— begin —
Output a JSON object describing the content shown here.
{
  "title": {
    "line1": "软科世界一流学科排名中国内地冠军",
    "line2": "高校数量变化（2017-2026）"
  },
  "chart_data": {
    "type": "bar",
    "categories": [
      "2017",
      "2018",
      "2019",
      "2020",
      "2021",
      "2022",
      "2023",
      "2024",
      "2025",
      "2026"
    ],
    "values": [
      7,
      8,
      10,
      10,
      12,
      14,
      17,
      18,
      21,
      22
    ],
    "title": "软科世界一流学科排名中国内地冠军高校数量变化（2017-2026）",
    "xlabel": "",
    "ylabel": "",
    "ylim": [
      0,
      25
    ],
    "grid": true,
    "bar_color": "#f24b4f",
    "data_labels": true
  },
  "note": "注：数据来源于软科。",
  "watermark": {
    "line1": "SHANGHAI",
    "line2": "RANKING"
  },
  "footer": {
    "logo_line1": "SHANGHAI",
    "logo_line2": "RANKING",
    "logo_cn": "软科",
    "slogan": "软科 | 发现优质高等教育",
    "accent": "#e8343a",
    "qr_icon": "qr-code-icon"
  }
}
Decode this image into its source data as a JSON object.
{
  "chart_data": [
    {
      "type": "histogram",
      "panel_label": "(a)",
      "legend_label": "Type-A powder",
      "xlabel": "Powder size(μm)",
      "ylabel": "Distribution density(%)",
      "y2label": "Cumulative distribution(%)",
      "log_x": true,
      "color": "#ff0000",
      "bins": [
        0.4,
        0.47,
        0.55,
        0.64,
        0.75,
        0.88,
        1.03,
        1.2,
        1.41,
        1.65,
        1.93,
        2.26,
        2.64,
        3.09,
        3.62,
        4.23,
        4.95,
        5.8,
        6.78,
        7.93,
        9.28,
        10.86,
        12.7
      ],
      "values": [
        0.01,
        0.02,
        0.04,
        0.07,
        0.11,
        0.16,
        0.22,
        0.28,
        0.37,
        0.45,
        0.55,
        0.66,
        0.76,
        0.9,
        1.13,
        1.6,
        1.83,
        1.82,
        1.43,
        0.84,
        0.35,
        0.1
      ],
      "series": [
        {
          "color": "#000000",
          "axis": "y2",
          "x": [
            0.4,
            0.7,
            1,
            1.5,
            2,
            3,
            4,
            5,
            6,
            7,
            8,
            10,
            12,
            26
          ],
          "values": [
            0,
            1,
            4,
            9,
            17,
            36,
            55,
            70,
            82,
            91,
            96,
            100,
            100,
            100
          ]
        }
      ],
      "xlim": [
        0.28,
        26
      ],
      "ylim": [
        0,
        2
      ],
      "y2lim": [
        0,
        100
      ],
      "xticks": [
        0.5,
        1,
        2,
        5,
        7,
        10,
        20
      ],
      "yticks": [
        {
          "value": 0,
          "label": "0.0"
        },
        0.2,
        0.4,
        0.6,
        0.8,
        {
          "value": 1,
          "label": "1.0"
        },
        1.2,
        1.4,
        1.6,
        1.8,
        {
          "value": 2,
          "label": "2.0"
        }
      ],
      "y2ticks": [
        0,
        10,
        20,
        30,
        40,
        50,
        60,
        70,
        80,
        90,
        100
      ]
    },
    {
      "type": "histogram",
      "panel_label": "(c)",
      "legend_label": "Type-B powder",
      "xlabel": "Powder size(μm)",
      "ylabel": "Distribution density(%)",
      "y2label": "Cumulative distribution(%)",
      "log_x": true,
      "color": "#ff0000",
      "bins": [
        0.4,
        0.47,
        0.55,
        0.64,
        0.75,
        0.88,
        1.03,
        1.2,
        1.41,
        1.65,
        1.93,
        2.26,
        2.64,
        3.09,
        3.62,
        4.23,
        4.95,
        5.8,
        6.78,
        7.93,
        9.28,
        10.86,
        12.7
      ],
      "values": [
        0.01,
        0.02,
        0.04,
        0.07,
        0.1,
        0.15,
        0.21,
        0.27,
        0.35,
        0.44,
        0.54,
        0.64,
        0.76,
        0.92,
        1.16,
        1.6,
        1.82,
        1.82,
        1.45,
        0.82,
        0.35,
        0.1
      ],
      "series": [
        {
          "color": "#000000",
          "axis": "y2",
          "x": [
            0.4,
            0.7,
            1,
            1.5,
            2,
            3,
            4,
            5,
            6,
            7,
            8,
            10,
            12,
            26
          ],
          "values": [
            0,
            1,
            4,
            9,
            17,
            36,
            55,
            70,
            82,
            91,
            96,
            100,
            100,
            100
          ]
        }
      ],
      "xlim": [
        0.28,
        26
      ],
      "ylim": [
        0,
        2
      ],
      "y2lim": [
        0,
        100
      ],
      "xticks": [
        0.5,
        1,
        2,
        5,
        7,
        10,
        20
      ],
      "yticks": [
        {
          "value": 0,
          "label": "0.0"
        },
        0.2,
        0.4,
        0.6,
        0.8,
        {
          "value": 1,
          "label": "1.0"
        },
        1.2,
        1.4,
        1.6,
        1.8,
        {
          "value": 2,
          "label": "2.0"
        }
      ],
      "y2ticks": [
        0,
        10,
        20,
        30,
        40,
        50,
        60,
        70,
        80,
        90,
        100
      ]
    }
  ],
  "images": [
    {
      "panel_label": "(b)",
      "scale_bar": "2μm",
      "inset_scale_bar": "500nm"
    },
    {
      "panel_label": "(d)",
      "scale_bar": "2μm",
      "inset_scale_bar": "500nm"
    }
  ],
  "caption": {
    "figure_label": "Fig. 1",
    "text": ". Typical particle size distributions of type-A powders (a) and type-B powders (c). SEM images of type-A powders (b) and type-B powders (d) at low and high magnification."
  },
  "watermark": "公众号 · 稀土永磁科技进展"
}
— end —
What you should do: Retype the data in full and match it exactly.

Task output:
Output a JSON object describing the content shown here.
{
  "title": {
    "line1": "软科世界一流学科排名中国内地冠军",
    "line2": "高校数量变化（2017-2026）"
  },
  "chart_data": {
    "type": "bar",
    "categories": [
      "2017",
      "2018",
      "2019",
      "2020",
      "2021",
      "2022",
      "2023",
      "2024",
      "2025",
      "2026"
    ],
    "values": [
      7,
      8,
      10,
      10,
      12,
      14,
      17,
      18,
      21,
      22
    ],
    "title": "软科世界一流学科排名中国内地冠军高校数量变化（2017-2026）",
    "xlabel": "",
    "ylabel": "",
    "ylim": [
      0,
      25
    ],
    "grid": true,
    "bar_color": "#f24b4f",
    "data_labels": true
  },
  "note": "注：数据来源于软科。",
  "watermark": {
    "line1": "SHANGHAI",
    "line2": "RANKING"
  },
  "footer": {
    "logo_line1": "SHANGHAI",
    "logo_line2": "RANKING",
    "logo_cn": "软科",
    "slogan": "软科 | 发现优质高等教育",
    "accent": "#e8343a",
    "qr_icon": "qr-code-icon"
  }
}
Decode this image into its source data as a JSON object.
{
  "chart_data": [
    {
      "type": "histogram",
      "panel_label": "(a)",
      "legend_label": "Type-A powder",
      "xlabel": "Powder size(μm)",
      "ylabel": "Distribution density(%)",
      "y2label": "Cumulative distribution(%)",
      "log_x": true,
      "color": "#ff0000",
      "bins": [
        0.4,
        0.47,
        0.55,
        0.64,
        0.75,
        0.88,
        1.03,
        1.2,
        1.41,
        1.65,
        1.93,
        2.26,
        2.64,
        3.09,
        3.62,
        4.23,
        4.95,
        5.8,
        6.78,
        7.93,
        9.28,
        10.86,
        12.7
      ],
      "values": [
        0.01,
        0.02,
        0.04,
        0.07,
        0.11,
        0.16,
        0.22,
        0.28,
        0.37,
        0.45,
        0.55,
        0.66,
        0.76,
        0.9,
        1.13,
        1.6,
        1.83,
        1.82,
        1.43,
        0.84,
        0.35,
        0.1
      ],
      "series": [
        {
          "color": "#000000",
          "axis": "y2",
          "x": [
            0.4,
            0.7,
            1,
            1.5,
            2,
            3,
            4,
            5,
            6,
            7,
            8,
            10,
            12,
            26
          ],
          "values": [
            0,
            1,
            4,
            9,
            17,
            36,
            55,
            70,
            82,
            91,
            96,
            100,
            100,
            100
          ]
        }
      ],
      "xlim": [
        0.28,
        26
      ],
      "ylim": [
        0,
        2
      ],
      "y2lim": [
        0,
        100
      ],
      "xticks": [
        0.5,
        1,
        2,
        5,
        7,
        10,
        20
      ],
      "yticks": [
        {
          "value": 0,
          "label": "0.0"
        },
        0.2,
        0.4,
        0.6,
        0.8,
        {
          "value": 1,
          "label": "1.0"
        },
        1.2,
        1.4,
        1.6,
        1.8,
        {
          "value": 2,
          "label": "2.0"
        }
      ],
      "y2ticks": [
        0,
        10,
        20,
        30,
        40,
        50,
        60,
        70,
        80,
        90,
        100
      ]
    },
    {
      "type": "histogram",
      "panel_label": "(c)",
      "legend_label": "Type-B powder",
      "xlabel": "Powder size(μm)",
      "ylabel": "Distribution density(%)",
      "y2label": "Cumulative distribution(%)",
      "log_x": true,
      "color": "#ff0000",
      "bins": [
        0.4,
        0.47,
        0.55,
        0.64,
        0.75,
        0.88,
        1.03,
        1.2,
        1.41,
        1.65,
        1.93,
        2.26,
        2.64,
        3.09,
        3.62,
        4.23,
        4.95,
        5.8,
        6.78,
        7.93,
        9.28,
        10.86,
        12.7
      ],
      "values": [
        0.01,
        0.02,
        0.04,
        0.07,
        0.1,
        0.15,
        0.21,
        0.27,
        0.35,
        0.44,
        0.54,
        0.64,
        0.76,
        0.92,
        1.16,
        1.6,
        1.82,
        1.82,
        1.45,
        0.82,
        0.35,
        0.1
      ],
      "series": [
        {
          "color": "#000000",
          "axis": "y2",
          "x": [
            0.4,
            0.7,
            1,
            1.5,
            2,
            3,
            4,
            5,
            6,
            7,
            8,
            10,
            12,
            26
          ],
          "values": [
            0,
            1,
            4,
            9,
            17,
            36,
            55,
            70,
            82,
            91,
            96,
            100,
            100,
            100
          ]
        }
      ],
      "xlim": [
        0.28,
        26
      ],
      "ylim": [
        0,
        2
      ],
      "y2lim": [
        0,
        100
      ],
      "xticks": [
        0.5,
        1,
        2,
        5,
        7,
        10,
        20
      ],
      "yticks": [
        {
          "value": 0,
          "label": "0.0"
        },
        0.2,
        0.4,
        0.6,
        0.8,
        {
          "value": 1,
          "label": "1.0"
        },
        1.2,
        1.4,
        1.6,
        1.8,
        {
          "value": 2,
          "label": "2.0"
        }
      ],
      "y2ticks": [
        0,
        10,
        20,
        30,
        40,
        50,
        60,
        70,
        80,
        90,
        100
      ]
    }
  ],
  "images": [
    {
      "panel_label": "(b)",
      "scale_bar": "2μm",
      "inset_scale_bar": "500nm"
    },
    {
      "panel_label": "(d)",
      "scale_bar": "2μm",
      "inset_scale_bar": "500nm"
    }
  ],
  "caption": {
    "figure_label": "Fig. 1",
    "text": ". Typical particle size distributions of type-A powders (a) and type-B powders (c). SEM images of type-A powders (b) and type-B powders (d) at low and high magnification."
  },
  "watermark": "公众号 · 稀土永磁科技进展"
}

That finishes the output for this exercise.